- _Task_
Please transcribe the data below exactly. Leave the pictures out.

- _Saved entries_
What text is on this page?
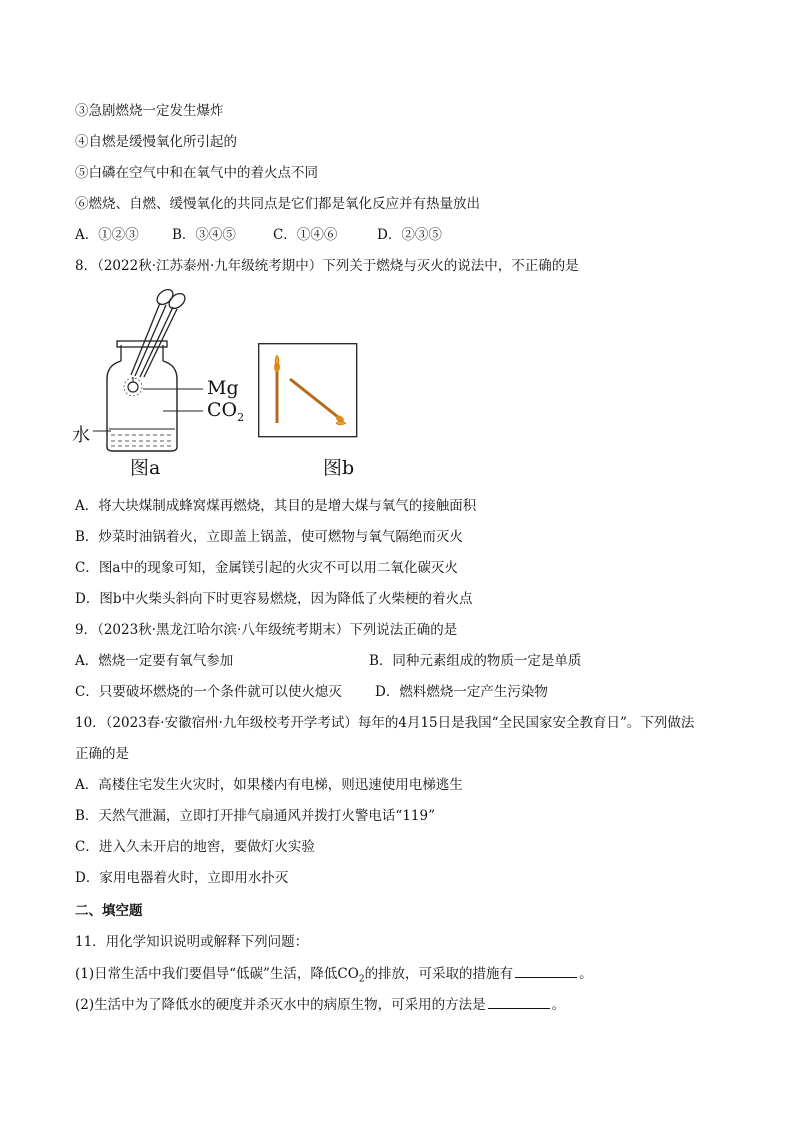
③急剧燃烧一定发生爆炸
④自燃是缓慢氧化所引起的
⑤白磷在空气中和在氧气中的着火点不同
⑥燃烧、自燃、缓慢氧化的共同点是它们都是氧化反应并有热量放出
A．①②③ B．③④⑤	C．①④⑥	D．②③⑤
8．（2022秋·江苏泰州·九年级统考期中）下列关于燃烧与灭火的说法中，不正确的是
Mg
$CO_2$
水
图a	图b
A．将大块煤制成蜂窝煤再燃烧，其目的是增大煤与氧气的接触面积
B．炒菜时油锅着火，立即盖上锅盖，使可燃物与氧气隔绝而灭火
C．图a中的现象可知，金属镁引起的火灾不可以用二氧化碳灭火
D．图b中火柴头斜向下时更容易燃烧，因为降低了火柴梗的着火点
9．（2023秋·黑龙江哈尔滨·八年级统考期末）下列说法正确的是
A．燃烧一定要有氧气参加	B．同种元素组成的物质一定是单质
C．只要破坏燃烧的一个条件就可以使火熄灭 D．燃料燃烧一定产生污染物
10．（2023春·安徽宿州·九年级校考开学考试）每年的4月15日是我国“全民国家安全教育日”。下列做法
正确的是
A．高楼住宅发生火灾时，如果楼内有电梯，则迅速使用电梯逃生
B．天然气泄漏，立即打开排气扇通风并拨打火警电话“119”
C．进入久未开启的地窖，要做灯火实验
D．家用电器着火时，立即用水扑灭
二、填空题
11．用化学知识说明或解释下列问题：
(1)日常生活中我们要倡导“低碳”生活，降低$CO_2$的排放，可采取的措施有	。
(2)生活中为了降低水的硬度并杀灭水中的病原生物，可采用的方法是	。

- _Response_
What text is on this page?
③急剧燃烧一定发生爆炸
④自燃是缓慢氧化所引起的
⑤白磷在空气中和在氧气中的着火点不同
⑥燃烧、自燃、缓慢氧化的共同点是它们都是氧化反应并有热量放出
A．①②③ B．③④⑤	C．①④⑥	D．②③⑤
8．（2022秋·江苏泰州·九年级统考期中）下列关于燃烧与灭火的说法中，不正确的是
Mg
$CO_2$
水
图a	图b
A．将大块煤制成蜂窝煤再燃烧，其目的是增大煤与氧气的接触面积
B．炒菜时油锅着火，立即盖上锅盖，使可燃物与氧气隔绝而灭火
C．图a中的现象可知，金属镁引起的火灾不可以用二氧化碳灭火
D．图b中火柴头斜向下时更容易燃烧，因为降低了火柴梗的着火点
9．（2023秋·黑龙江哈尔滨·八年级统考期末）下列说法正确的是
A．燃烧一定要有氧气参加	B．同种元素组成的物质一定是单质
C．只要破坏燃烧的一个条件就可以使火熄灭 D．燃料燃烧一定产生污染物
10．（2023春·安徽宿州·九年级校考开学考试）每年的4月15日是我国“全民国家安全教育日”。下列做法
正确的是
A．高楼住宅发生火灾时，如果楼内有电梯，则迅速使用电梯逃生
B．天然气泄漏，立即打开排气扇通风并拨打火警电话“119”
C．进入久未开启的地窖，要做灯火实验
D．家用电器着火时，立即用水扑灭
二、填空题
11．用化学知识说明或解释下列问题：
(1)日常生活中我们要倡导“低碳”生活，降低$CO_2$的排放，可采取的措施有	。
(2)生活中为了降低水的硬度并杀灭水中的病原生物，可采用的方法是	。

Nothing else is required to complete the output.